■ Do this ■
Locate all lines with the word "ylabel". Copy them.

--- Record list ---

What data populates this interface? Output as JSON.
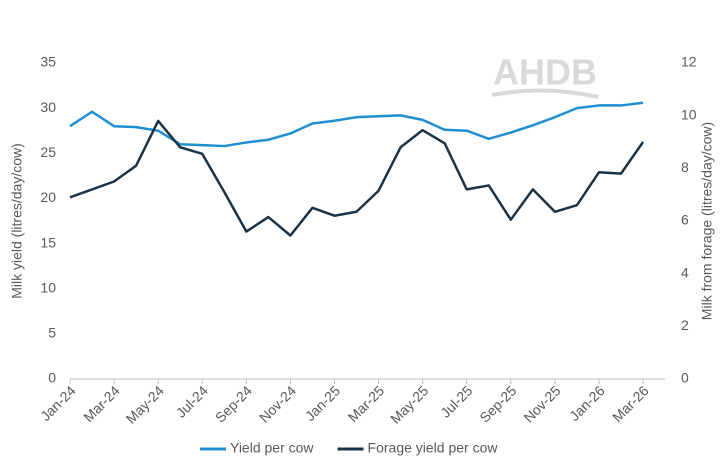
{
  "chart_data": {
    "type": "line",
    "logo": "AHDB",
    "y_label": "Milk yield (litres/day/cow)",
    "y2_label": "Milk from forage (litres/day/cow)",
    "categories": [
      "Jan-24",
      null,
      "Mar-24",
      null,
      "May-24",
      null,
      "Jul-24",
      null,
      "Sep-24",
      null,
      "Nov-24",
      null,
      "Jan-25",
      null,
      "Mar-25",
      null,
      "May-25",
      null,
      "Jul-25",
      null,
      "Sep-25",
      null,
      "Nov-25",
      null,
      "Jan-26",
      null,
      "Mar-26"
    ],
    "series": [
      {
        "name": "Yield per cow",
        "color": "#1f8fd0",
        "values": [
          28.0,
          29.6,
          28.0,
          27.9,
          27.5,
          26.0,
          25.9,
          25.8,
          26.2,
          26.5,
          27.2,
          28.3,
          28.6,
          29.0,
          29.1,
          29.2,
          28.7,
          27.6,
          27.5,
          26.6,
          27.3,
          28.1,
          29.0,
          30.0,
          30.3,
          30.3,
          30.6
        ]
      },
      {
        "name": "Forage yield per cow",
        "color": "#1b3346",
        "axis": "y2",
        "values": [
          6.9,
          7.2,
          7.5,
          8.1,
          9.8,
          8.8,
          8.55,
          7.1,
          5.6,
          6.15,
          5.45,
          6.5,
          6.2,
          6.35,
          7.15,
          8.8,
          9.45,
          8.95,
          7.2,
          7.35,
          6.05,
          7.2,
          6.35,
          6.6,
          7.85,
          7.8,
          9.0
        ]
      }
    ],
    "ylim": [
      0,
      35
    ],
    "yticks": [
      0,
      5,
      10,
      15,
      20,
      25,
      30,
      35
    ],
    "y2lim": [
      0,
      12
    ],
    "y2ticks": [
      0,
      2,
      4,
      6,
      8,
      10,
      12
    ],
    "legend": "bottom"
  }
}
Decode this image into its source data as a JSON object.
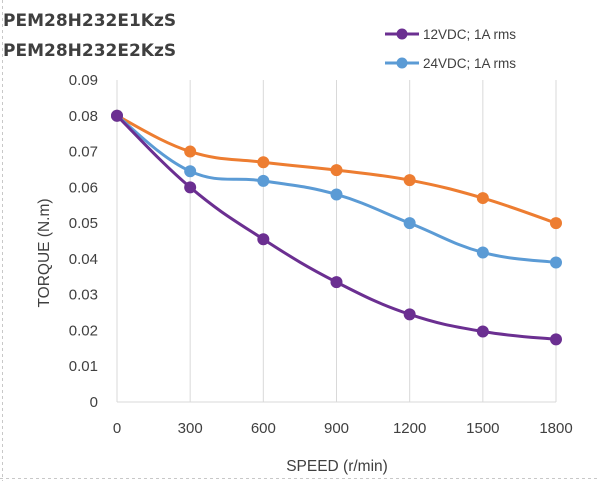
{
  "chart_data": {
    "type": "line",
    "title_lines": [
      "PEM28H232E1KzS",
      "PEM28H232E2KzS"
    ],
    "xlabel": "SPEED (r/min)",
    "ylabel": "TORQUE (N.m)",
    "x": [
      0,
      300,
      600,
      900,
      1200,
      1500,
      1800
    ],
    "x_tick_labels": [
      "0",
      "300",
      "600",
      "900",
      "1200",
      "1500",
      "1800"
    ],
    "xlim": [
      0,
      1800
    ],
    "ylim": [
      0,
      0.09
    ],
    "y_ticks": [
      0,
      0.01,
      0.02,
      0.03,
      0.04,
      0.05,
      0.06,
      0.07,
      0.08,
      0.09
    ],
    "y_tick_labels": [
      "0",
      "0.01",
      "0.02",
      "0.03",
      "0.04",
      "0.05",
      "0.06",
      "0.07",
      "0.08",
      "0.09"
    ],
    "grid": "vertical",
    "legend_position": "top-right",
    "series": [
      {
        "name": "12VDC; 1A rms",
        "color": "#6b2f91",
        "values": [
          0.08,
          0.06,
          0.0455,
          0.0335,
          0.0245,
          0.0197,
          0.0175
        ]
      },
      {
        "name": "24VDC; 1A rms",
        "color": "#5b9bd5",
        "values": [
          0.08,
          0.0645,
          0.0618,
          0.058,
          0.05,
          0.0418,
          0.039
        ]
      },
      {
        "name": "",
        "color": "#ed7d31",
        "values": [
          0.08,
          0.07,
          0.067,
          0.0648,
          0.062,
          0.057,
          0.05
        ]
      }
    ]
  }
}
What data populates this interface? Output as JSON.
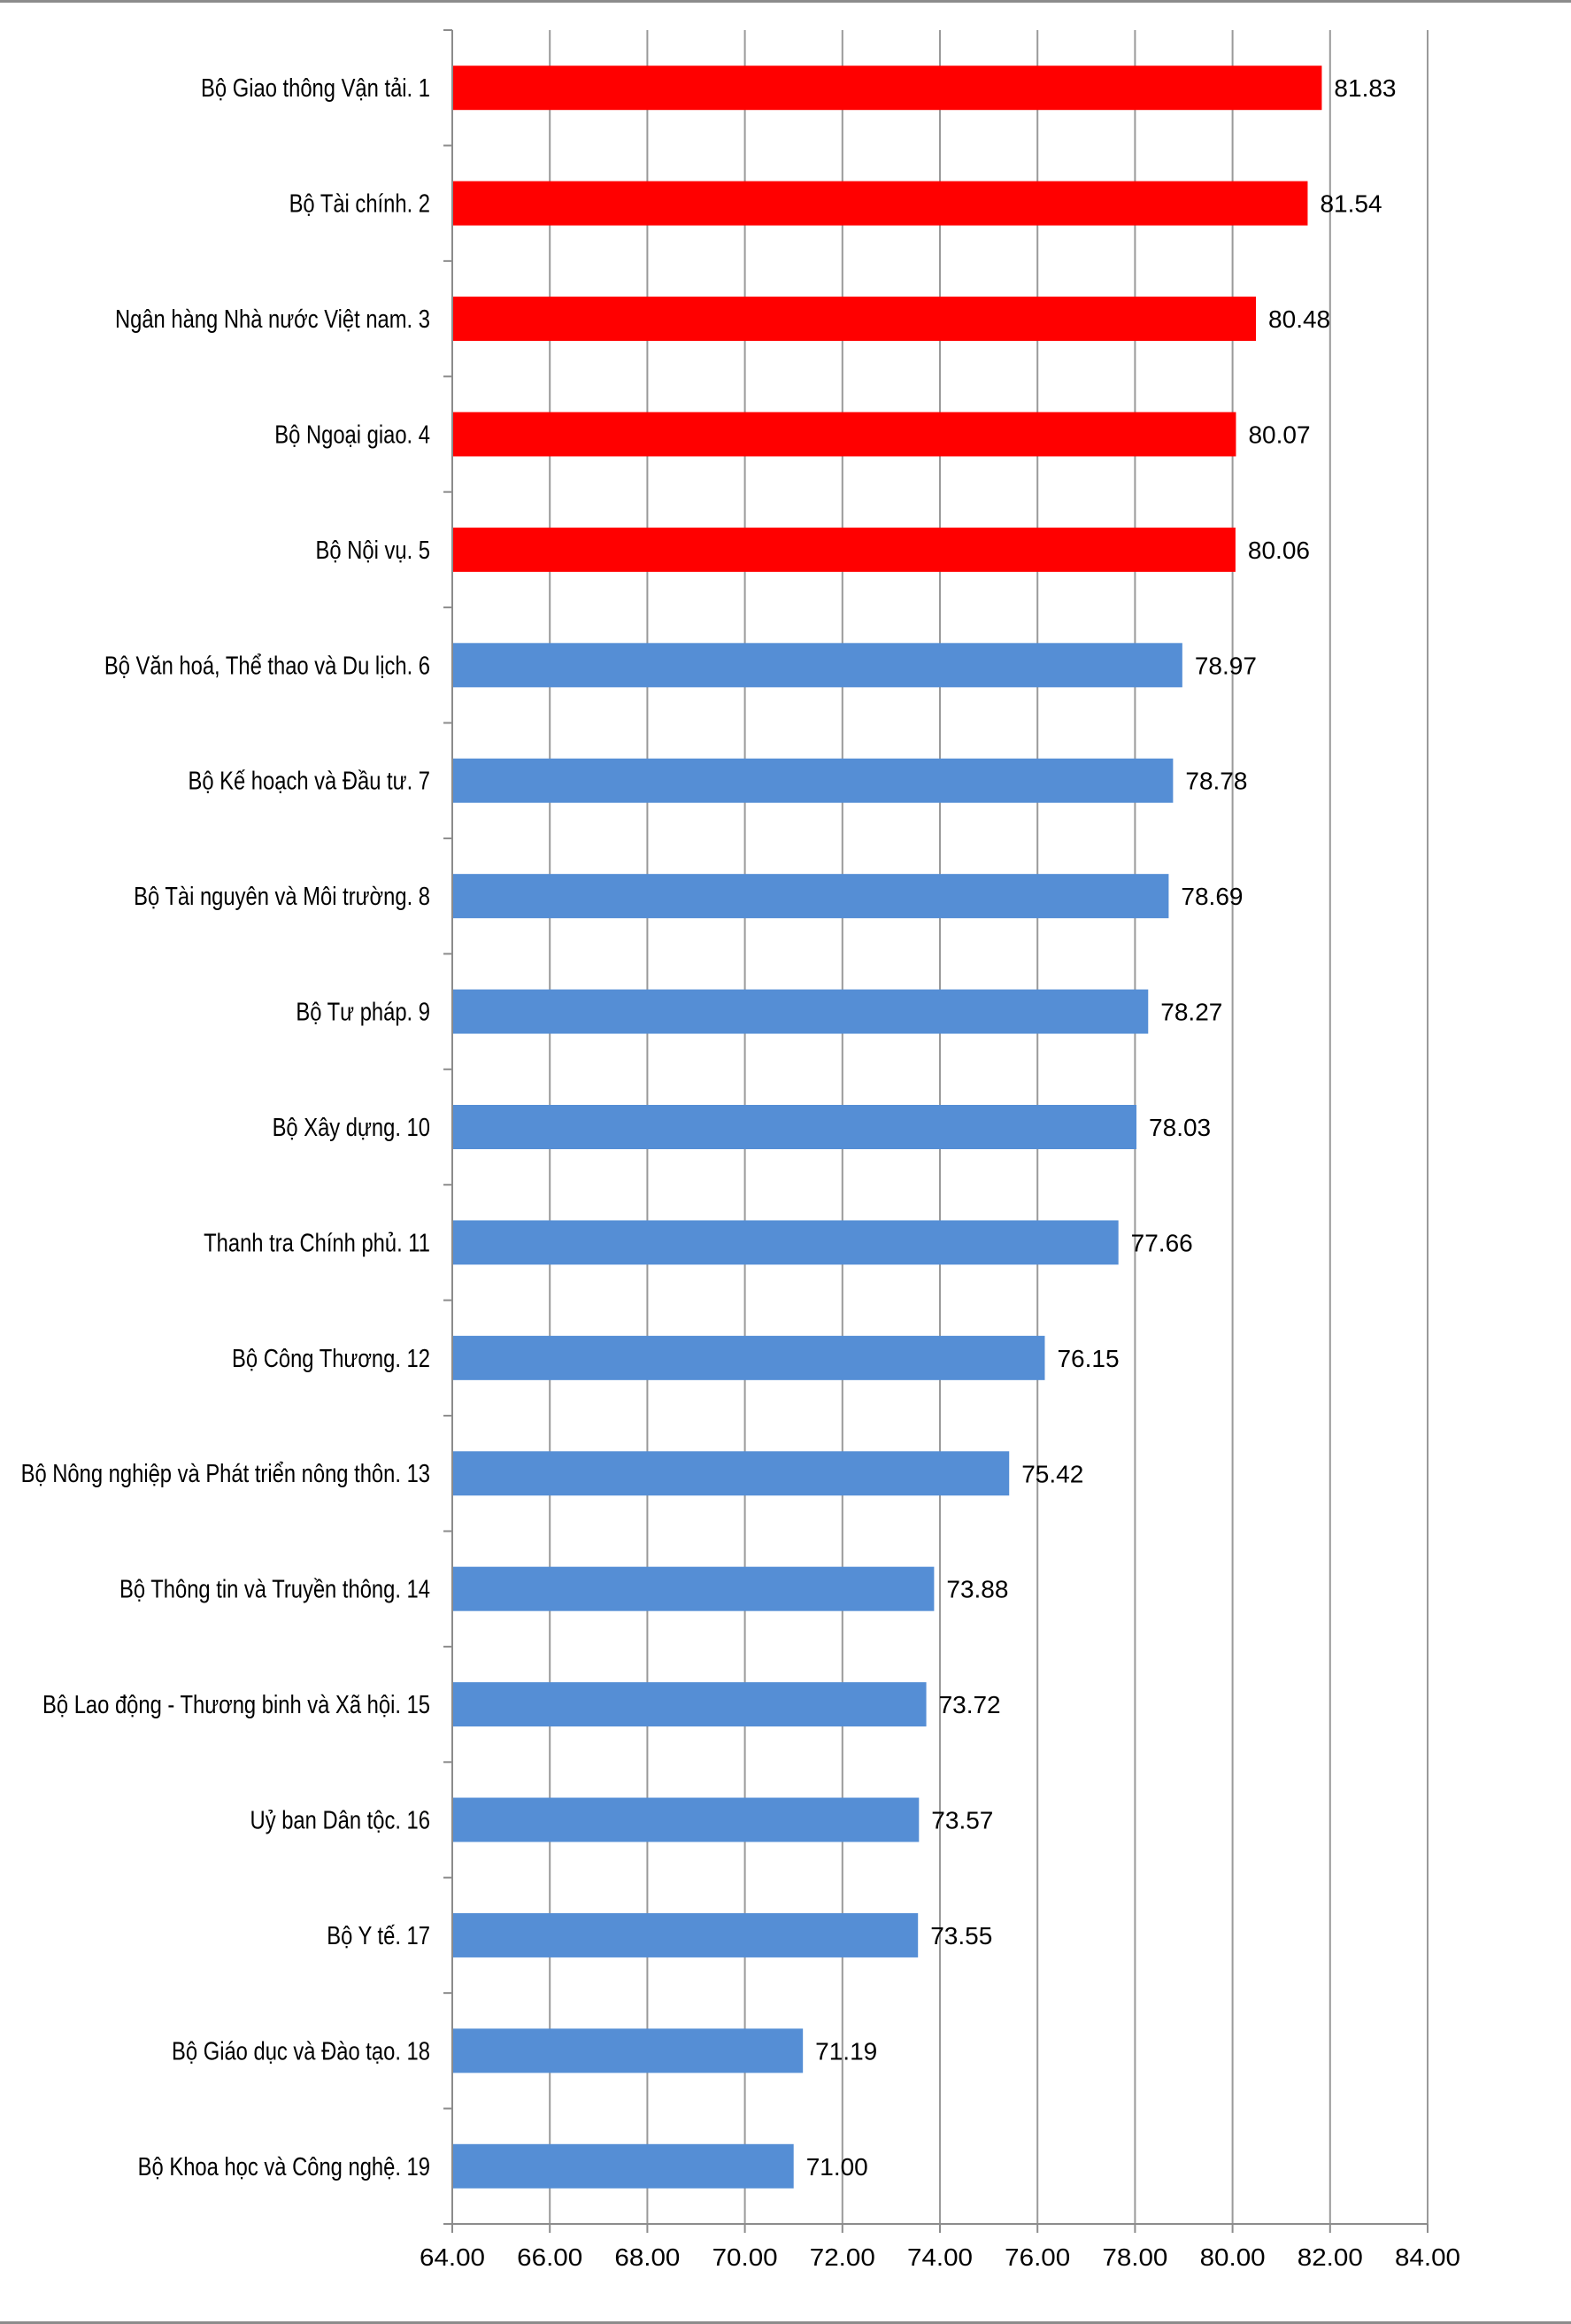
{
  "chart_data": {
    "type": "bar",
    "orientation": "horizontal",
    "title": "",
    "xlabel": "",
    "ylabel": "",
    "xlim": [
      64,
      84
    ],
    "x_ticks": [
      "64.00",
      "66.00",
      "68.00",
      "70.00",
      "72.00",
      "74.00",
      "76.00",
      "78.00",
      "80.00",
      "82.00",
      "84.00"
    ],
    "grid": "vertical",
    "legend": "none",
    "colors": {
      "top5": "#ff0000",
      "others": "#558ed5"
    },
    "categories": [
      "Bộ Giao thông Vận tải. 1",
      "Bộ Tài chính. 2",
      "Ngân hàng Nhà nước Việt nam. 3",
      "Bộ Ngoại giao. 4",
      "Bộ Nội vụ. 5",
      "Bộ Văn hoá, Thể thao và Du lịch. 6",
      "Bộ Kế hoạch và Đầu tư. 7",
      "Bộ Tài nguyên và Môi trường. 8",
      "Bộ Tư pháp. 9",
      "Bộ Xây dựng. 10",
      "Thanh tra Chính phủ. 11",
      "Bộ Công Thương. 12",
      "Bộ Nông nghiệp và Phát triển nông thôn. 13",
      "Bộ Thông tin và Truyền thông. 14",
      "Bộ Lao động - Thương binh và Xã hội. 15",
      "Uỷ ban Dân tộc. 16",
      "Bộ Y tế. 17",
      "Bộ Giáo dục và Đào tạo. 18",
      "Bộ Khoa học và Công nghệ. 19"
    ],
    "values": [
      81.83,
      81.54,
      80.48,
      80.07,
      80.06,
      78.97,
      78.78,
      78.69,
      78.27,
      78.03,
      77.66,
      76.15,
      75.42,
      73.88,
      73.72,
      73.57,
      73.55,
      71.19,
      71.0
    ],
    "value_labels": [
      "81.83",
      "81.54",
      "80.48",
      "80.07",
      "80.06",
      "78.97",
      "78.78",
      "78.69",
      "78.27",
      "78.03",
      "77.66",
      "76.15",
      "75.42",
      "73.88",
      "73.72",
      "73.57",
      "73.55",
      "71.19",
      "71.00"
    ],
    "highlighted_count": 5
  }
}
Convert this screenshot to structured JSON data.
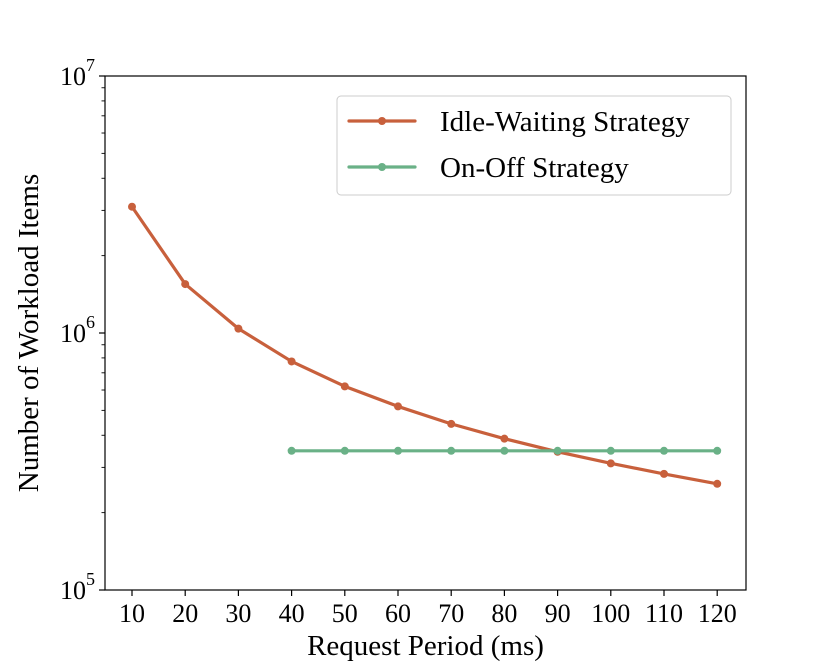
{
  "chart_data": {
    "type": "line",
    "title": "",
    "xlabel": "Request Period (ms)",
    "ylabel": "Number of Workload Items",
    "yscale": "log",
    "ylim": [
      100000,
      10000000
    ],
    "y_ticks": [
      {
        "value": 100000,
        "base": "10",
        "exp": "5"
      },
      {
        "value": 1000000,
        "base": "10",
        "exp": "6"
      },
      {
        "value": 10000000,
        "base": "10",
        "exp": "7"
      }
    ],
    "categories": [
      "10",
      "20",
      "30",
      "40",
      "50",
      "60",
      "70",
      "80",
      "90",
      "100",
      "110",
      "120"
    ],
    "x_values": [
      10,
      20,
      30,
      40,
      50,
      60,
      70,
      80,
      90,
      100,
      110,
      120
    ],
    "grid": false,
    "legend_position": "top-right",
    "series": [
      {
        "name": "Idle-Waiting Strategy",
        "color": "#c8603c",
        "x": [
          10,
          20,
          30,
          40,
          50,
          60,
          70,
          80,
          90,
          100,
          110,
          120
        ],
        "values": [
          3100000,
          1550000,
          1040000,
          775000,
          620000,
          518000,
          443000,
          388000,
          345000,
          311000,
          283000,
          259000
        ]
      },
      {
        "name": "On-Off Strategy",
        "color": "#6ab187",
        "x": [
          40,
          50,
          60,
          70,
          80,
          90,
          100,
          110,
          120
        ],
        "values": [
          348000,
          348000,
          348000,
          348000,
          348000,
          348000,
          348000,
          348000,
          348000
        ]
      }
    ]
  }
}
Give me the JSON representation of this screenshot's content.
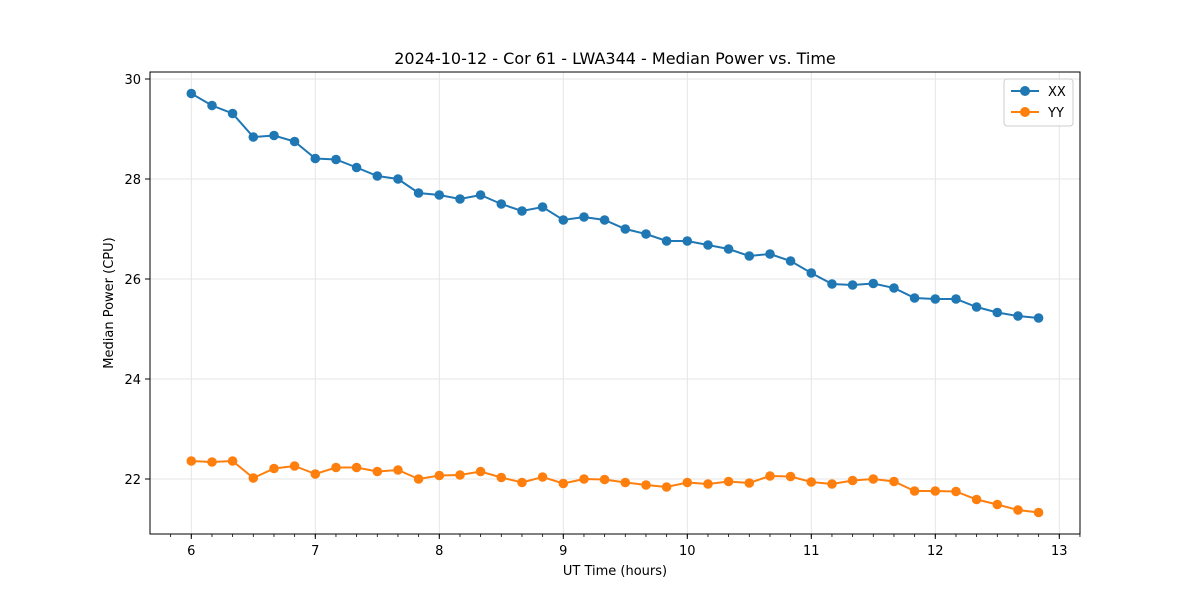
{
  "chart_data": {
    "type": "line",
    "title": "2024-10-12 - Cor 61 - LWA344 - Median Power vs. Time",
    "xlabel": "UT Time (hours)",
    "ylabel": "Median Power (CPU)",
    "xlim": [
      5.667,
      13.167
    ],
    "ylim": [
      20.9,
      30.14
    ],
    "xticks": [
      6,
      7,
      8,
      9,
      10,
      11,
      12,
      13
    ],
    "yticks": [
      22,
      24,
      26,
      28,
      30
    ],
    "grid": true,
    "legend_position": "top-right",
    "x": [
      6.0,
      6.167,
      6.333,
      6.5,
      6.667,
      6.833,
      7.0,
      7.167,
      7.333,
      7.5,
      7.667,
      7.833,
      8.0,
      8.167,
      8.333,
      8.5,
      8.667,
      8.833,
      9.0,
      9.167,
      9.333,
      9.5,
      9.667,
      9.833,
      10.0,
      10.167,
      10.333,
      10.5,
      10.667,
      10.833,
      11.0,
      11.167,
      11.333,
      11.5,
      11.667,
      11.833,
      12.0,
      12.167,
      12.333,
      12.5,
      12.667,
      12.833
    ],
    "series": [
      {
        "name": "XX",
        "color": "#1f77b4",
        "values": [
          29.71,
          29.47,
          29.31,
          28.84,
          28.87,
          28.75,
          28.41,
          28.39,
          28.23,
          28.06,
          28.0,
          27.72,
          27.68,
          27.6,
          27.68,
          27.5,
          27.36,
          27.44,
          27.18,
          27.24,
          27.18,
          27.0,
          26.9,
          26.76,
          26.76,
          26.68,
          26.6,
          26.46,
          26.5,
          26.36,
          26.12,
          25.9,
          25.88,
          25.91,
          25.82,
          25.62,
          25.6,
          25.6,
          25.44,
          25.33,
          25.26,
          25.22
        ]
      },
      {
        "name": "YY",
        "color": "#ff7f0e",
        "values": [
          22.36,
          22.34,
          22.36,
          22.02,
          22.21,
          22.26,
          22.1,
          22.23,
          22.23,
          22.15,
          22.18,
          22.0,
          22.07,
          22.08,
          22.15,
          22.03,
          21.93,
          22.04,
          21.91,
          22.0,
          21.99,
          21.93,
          21.88,
          21.84,
          21.93,
          21.9,
          21.95,
          21.92,
          22.06,
          22.05,
          21.94,
          21.9,
          21.97,
          22.0,
          21.95,
          21.76,
          21.76,
          21.75,
          21.59,
          21.49,
          21.38,
          21.33
        ]
      }
    ]
  }
}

---

■ Answer ■
    "ylabel": "TORQUE (N.m)",
    "ylabel": "",
    "ylabel": "Number of Workload Items",
    "ylabel": "Median Power (CPU)",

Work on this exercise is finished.